Stored records
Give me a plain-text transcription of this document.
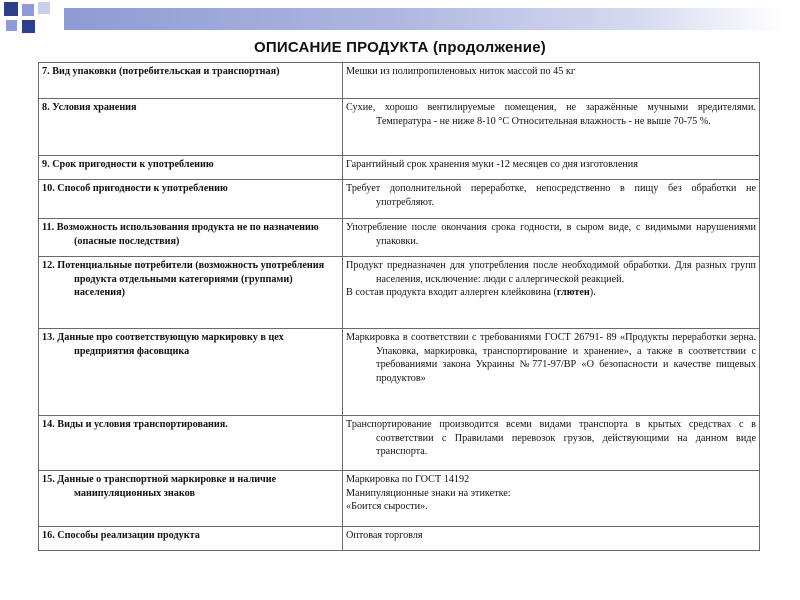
ОПИСАНИЕ ПРОДУКТА (продолжение)
7. Вид упаковки (потребительская и транспортная)	Мешки из полипропиленовых ниток массой по 45 кг

8. Условия хранения	Сухие, хорошо вентилируемые помещения, не заражённые мучными вредителями. Температура - не ниже 8-10 °С Относительная влажность - не выше 70-75 %.

9. Срок пригодности к употреблению	Гарантийный срок хранения муки -12 месяцев со дня изготовления

10. Способ пригодности к употреблению	Требует дополнительной переработке, непосредственно в пищу без обработки не употребляют.

11. Возможность использования продукта не по назначению (опасные последствия)	Употребление после окончания срока годности, в сыром виде, с видимыми нарушениями упаковки.

12. Потенциальные потребители (возможность употребления продукта отдельными категориями (группами) населения)	Продукт предназначен для употребления после необходимой обработки. Для разных групп населения, исключение: люди с аллергической реакцией.
В состав продукта входит аллерген клейковина (глютен).

13. Данные про соответствующую маркировку в цех предприятия фасовщика	Маркировка в соответствии с требованиями ГОСТ 26791- 89 «Продукты переработки зерна. Упаковка, маркировка, транспортирование и хранение», а также в соответствии с требованиями закона Украины №771-97/ВР «О безопасности и качестве пищевых продуктов»

14. Виды и условия транспортирования.	Транспортирование производится всеми видами транспорта в крытых средствах с в соответствии с Правилами перевозок грузов, действующими на данном виде транспорта.

15. Данные о транспортной маркировке и наличие манипуляционных знаков	Маркировка по ГОСТ 14192
Манипуляционные знаки на этикетке:
«Боится сырости».

16. Способы реализации продукта	Оптовая торговля
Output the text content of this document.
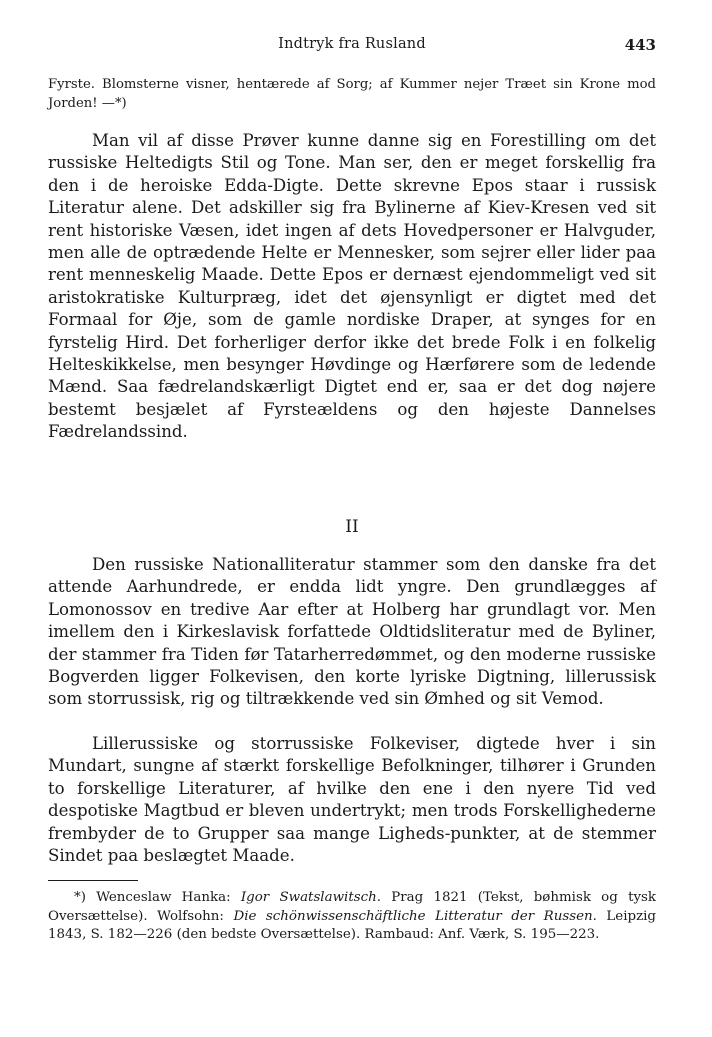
Indtryk fra Rusland	443
Fyrste. Blomsterne visner, hentærede af Sorg; af Kummer nejer Træet sin Krone mod Jorden! —*)

Man vil af disse Prøver kunne danne sig en Forestilling om det russiske Heltedigts Stil og Tone. Man ser, den er meget forskellig fra den i de heroiske Edda-Digte. Dette skrevne Epos staar i russisk Literatur alene. Det adskiller sig fra Bylinerne af Kiev-Kresen ved sit rent historiske Væsen, idet ingen af dets Hovedpersoner er Halvguder, men alle de optrædende Helte er Mennesker, som sejrer eller lider paa rent menneskelig Maade. Dette Epos er dernæst ejendommeligt ved sit aristokratiske Kulturpræg, idet det øjensynligt er digtet med det Formaal for Øje, som de gamle nordiske Draper, at synges for en fyrstelig Hird. Det forherliger derfor ikke det brede Folk i en folkelig Helteskikkelse, men besynger Høvdinge og Hærførere som de ledende Mænd. Saa fædrelandskærligt Digtet end er, saa er det dog nøjere bestemt besjælet af Fyrsteældens og den højeste Dannelses Fædrelandssind.

II

Den russiske Nationalliteratur stammer som den danske fra det attende Aarhundrede, er endda lidt yngre. Den grundlægges af Lomonossov en tredive Aar efter at Holberg har grundlagt vor. Men imellem den i Kirkeslavisk forfattede Oldtidsliteratur med de Byliner, der stammer fra Tiden før Tatarherredømmet, og den moderne russiske Bogverden ligger Folkevisen, den korte lyriske Digtning, lillerussisk som storrussisk, rig og tiltrækkende ved sin Ømhed og sit Vemod.

Lillerussiske og storrussiske Folkeviser, digtede hver i sin Mundart, sungne af stærkt forskellige Befolkninger, tilhører i Grunden to forskellige Literaturer, af hvilke den ene i den nyere Tid ved despotiske Magtbud er bleven undertrykt; men trods Forskellighederne frembyder de to Grupper saa mange Ligheds-punkter, at de stemmer Sindet paa beslægtet Maade.

*) Wenceslaw Hanka: Igor Swatslawitsch. Prag 1821 (Tekst, bøhmisk og tysk Oversættelse). Wolfsohn: Die schönwissenschäftliche Litteratur der Russen. Leipzig 1843, S. 182—226 (den bedste Oversættelse). Rambaud: Anf. Værk, S. 195—223.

**What is needed**
Filter the entries down to the lines with the word "обработки" in them.

**Correct response**
10. Способ пригодности к употреблению	Требует дополнительной переработке, непосредственно в пищу без обработки не употребляют.
12. Потенциальные потребители (возможность употребления продукта отдельными категориями (группами) населения)	Продукт предназначен для употребления после необходимой обработки. Для разных групп населения, исключение: люди с аллергической реакцией.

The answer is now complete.